__Data items__:
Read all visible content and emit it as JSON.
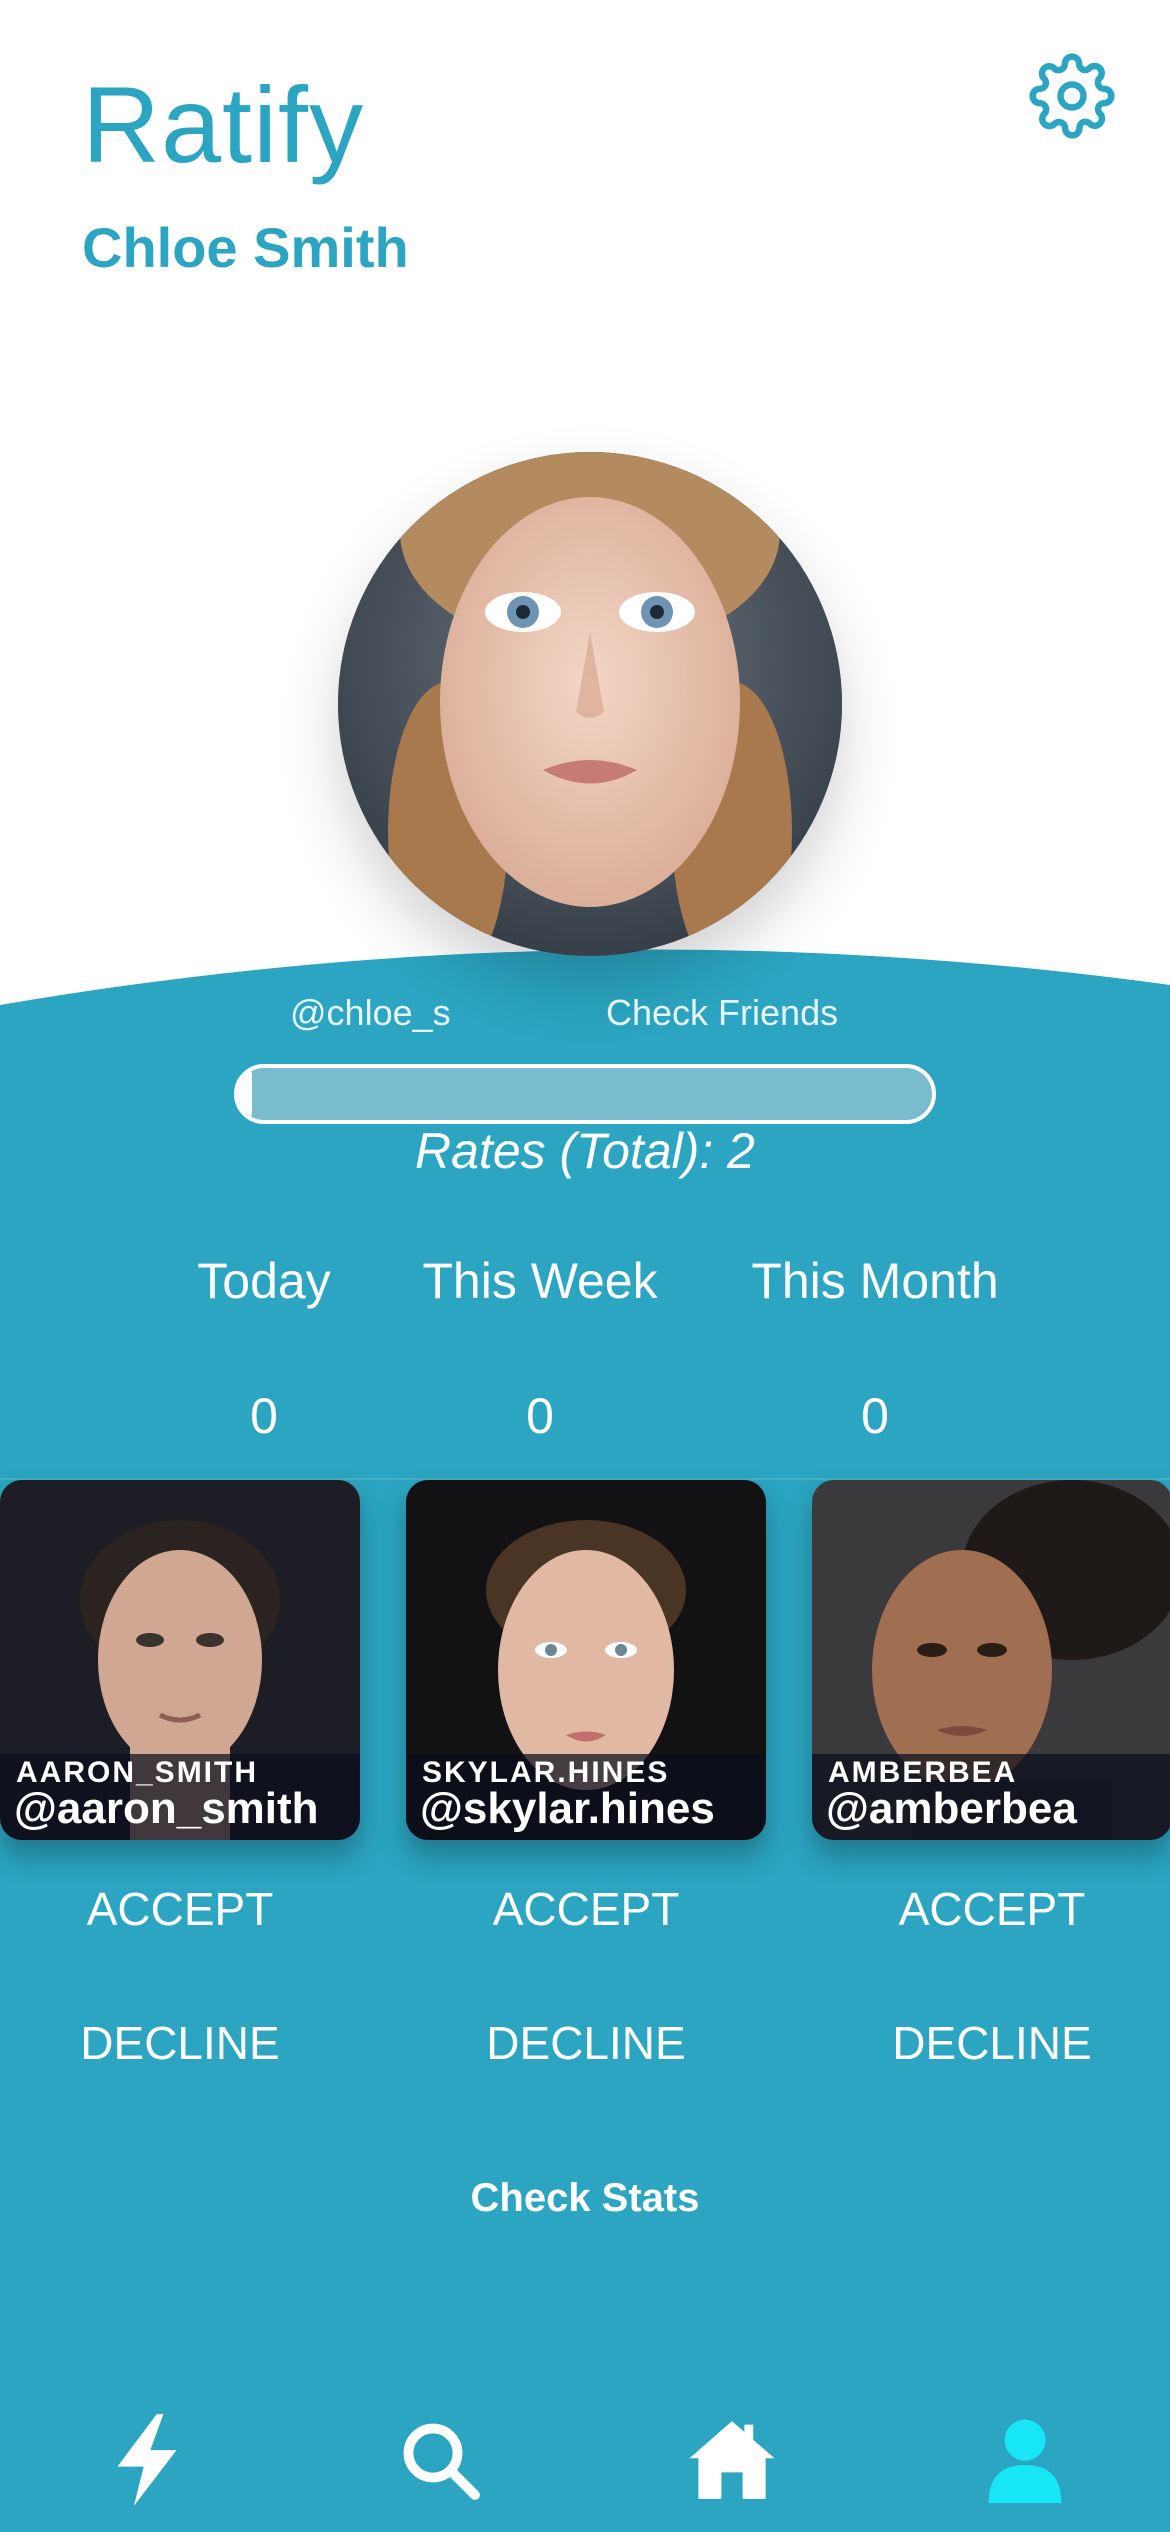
{
  "header": {
    "app_title": "Ratify",
    "user_name": "Chloe Smith",
    "settings_icon": "gear-icon"
  },
  "profile": {
    "handle": "@chloe_s",
    "check_friends_label": "Check Friends",
    "progress_fraction": 0.02,
    "rates_total_label": "Rates (Total): 2"
  },
  "stats": {
    "periods": [
      {
        "label": "Today",
        "value": "0"
      },
      {
        "label": "This Week",
        "value": "0"
      },
      {
        "label": "This Month",
        "value": "0"
      }
    ]
  },
  "requests": [
    {
      "username": "AARON_SMITH",
      "handle": "@aaron_smith",
      "accept_label": "ACCEPT",
      "decline_label": "DECLINE"
    },
    {
      "username": "SKYLAR.HINES",
      "handle": "@skylar.hines",
      "accept_label": "ACCEPT",
      "decline_label": "DECLINE"
    },
    {
      "username": "AMBERBEA",
      "handle": "@amberbea",
      "accept_label": "ACCEPT",
      "decline_label": "DECLINE"
    }
  ],
  "check_stats_label": "Check Stats",
  "nav": {
    "items": [
      {
        "icon": "lightning-icon",
        "active": false
      },
      {
        "icon": "search-icon",
        "active": false
      },
      {
        "icon": "home-icon",
        "active": false
      },
      {
        "icon": "profile-icon",
        "active": true
      }
    ]
  },
  "colors": {
    "accent": "#2ba5c1",
    "nav_inactive": "#ffffff",
    "nav_active": "#17e6f5"
  }
}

__Aim of the task__:
Select all lines with the word "handle" from the entries above.

__Finished exercise__:
    "handle": "@chloe_s",
      "handle": "@aaron_smith",
      "handle": "@skylar.hines",
      "handle": "@amberbea",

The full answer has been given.